══ Given information ══

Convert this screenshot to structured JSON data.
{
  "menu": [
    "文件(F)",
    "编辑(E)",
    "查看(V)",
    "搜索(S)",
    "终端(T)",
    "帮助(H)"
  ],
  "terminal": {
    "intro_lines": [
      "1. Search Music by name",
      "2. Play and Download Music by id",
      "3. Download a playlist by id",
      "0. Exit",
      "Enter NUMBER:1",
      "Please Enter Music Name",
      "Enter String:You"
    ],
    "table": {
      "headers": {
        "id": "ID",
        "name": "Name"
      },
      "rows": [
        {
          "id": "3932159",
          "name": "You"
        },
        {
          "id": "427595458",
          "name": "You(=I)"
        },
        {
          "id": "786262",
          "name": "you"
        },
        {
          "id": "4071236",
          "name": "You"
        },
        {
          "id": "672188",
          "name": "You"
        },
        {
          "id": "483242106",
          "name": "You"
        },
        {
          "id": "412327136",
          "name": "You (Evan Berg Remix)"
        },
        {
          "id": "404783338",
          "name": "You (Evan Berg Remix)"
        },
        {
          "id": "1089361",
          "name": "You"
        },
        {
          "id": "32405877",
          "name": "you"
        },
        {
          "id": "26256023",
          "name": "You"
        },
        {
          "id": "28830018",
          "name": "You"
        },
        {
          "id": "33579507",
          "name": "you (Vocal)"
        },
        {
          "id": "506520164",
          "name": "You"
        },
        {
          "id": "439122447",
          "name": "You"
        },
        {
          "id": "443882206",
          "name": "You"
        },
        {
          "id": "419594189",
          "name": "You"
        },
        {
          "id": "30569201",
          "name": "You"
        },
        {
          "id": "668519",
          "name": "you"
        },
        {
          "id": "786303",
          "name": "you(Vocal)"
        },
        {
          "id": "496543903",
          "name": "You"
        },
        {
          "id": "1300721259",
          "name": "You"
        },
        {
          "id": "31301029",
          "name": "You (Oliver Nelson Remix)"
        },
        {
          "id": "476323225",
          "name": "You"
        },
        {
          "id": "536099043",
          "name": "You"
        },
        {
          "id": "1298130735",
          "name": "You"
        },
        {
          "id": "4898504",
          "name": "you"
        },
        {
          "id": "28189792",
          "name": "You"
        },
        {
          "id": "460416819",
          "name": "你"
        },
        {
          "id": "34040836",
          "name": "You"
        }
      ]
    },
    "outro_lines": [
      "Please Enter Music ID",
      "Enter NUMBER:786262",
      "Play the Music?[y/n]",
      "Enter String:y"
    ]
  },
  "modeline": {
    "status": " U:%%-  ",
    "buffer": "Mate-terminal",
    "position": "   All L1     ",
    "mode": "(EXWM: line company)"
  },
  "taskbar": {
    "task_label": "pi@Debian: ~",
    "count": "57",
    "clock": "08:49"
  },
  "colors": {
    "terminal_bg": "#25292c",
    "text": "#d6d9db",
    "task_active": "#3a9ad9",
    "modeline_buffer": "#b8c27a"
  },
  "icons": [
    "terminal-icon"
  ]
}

═══

### Goal of the exercise
Please restate the data word for word, every record included.

### Reply to the task
Convert this screenshot to structured JSON data.
{
  "menu": [
    "文件(F)",
    "编辑(E)",
    "查看(V)",
    "搜索(S)",
    "终端(T)",
    "帮助(H)"
  ],
  "terminal": {
    "intro_lines": [
      "1. Search Music by name",
      "2. Play and Download Music by id",
      "3. Download a playlist by id",
      "0. Exit",
      "Enter NUMBER:1",
      "Please Enter Music Name",
      "Enter String:You"
    ],
    "table": {
      "headers": {
        "id": "ID",
        "name": "Name"
      },
      "rows": [
        {
          "id": "3932159",
          "name": "You"
        },
        {
          "id": "427595458",
          "name": "You(=I)"
        },
        {
          "id": "786262",
          "name": "you"
        },
        {
          "id": "4071236",
          "name": "You"
        },
        {
          "id": "672188",
          "name": "You"
        },
        {
          "id": "483242106",
          "name": "You"
        },
        {
          "id": "412327136",
          "name": "You (Evan Berg Remix)"
        },
        {
          "id": "404783338",
          "name": "You (Evan Berg Remix)"
        },
        {
          "id": "1089361",
          "name": "You"
        },
        {
          "id": "32405877",
          "name": "you"
        },
        {
          "id": "26256023",
          "name": "You"
        },
        {
          "id": "28830018",
          "name": "You"
        },
        {
          "id": "33579507",
          "name": "you (Vocal)"
        },
        {
          "id": "506520164",
          "name": "You"
        },
        {
          "id": "439122447",
          "name": "You"
        },
        {
          "id": "443882206",
          "name": "You"
        },
        {
          "id": "419594189",
          "name": "You"
        },
        {
          "id": "30569201",
          "name": "You"
        },
        {
          "id": "668519",
          "name": "you"
        },
        {
          "id": "786303",
          "name": "you(Vocal)"
        },
        {
          "id": "496543903",
          "name": "You"
        },
        {
          "id": "1300721259",
          "name": "You"
        },
        {
          "id": "31301029",
          "name": "You (Oliver Nelson Remix)"
        },
        {
          "id": "476323225",
          "name": "You"
        },
        {
          "id": "536099043",
          "name": "You"
        },
        {
          "id": "1298130735",
          "name": "You"
        },
        {
          "id": "4898504",
          "name": "you"
        },
        {
          "id": "28189792",
          "name": "You"
        },
        {
          "id": "460416819",
          "name": "你"
        },
        {
          "id": "34040836",
          "name": "You"
        }
      ]
    },
    "outro_lines": [
      "Please Enter Music ID",
      "Enter NUMBER:786262",
      "Play the Music?[y/n]",
      "Enter String:y"
    ]
  },
  "modeline": {
    "status": " U:%%-  ",
    "buffer": "Mate-terminal",
    "position": "   All L1     ",
    "mode": "(EXWM: line company)"
  },
  "taskbar": {
    "task_label": "pi@Debian: ~",
    "count": "57",
    "clock": "08:49"
  },
  "colors": {
    "terminal_bg": "#25292c",
    "text": "#d6d9db",
    "task_active": "#3a9ad9",
    "modeline_buffer": "#b8c27a"
  },
  "icons": [
    "terminal-icon"
  ]
}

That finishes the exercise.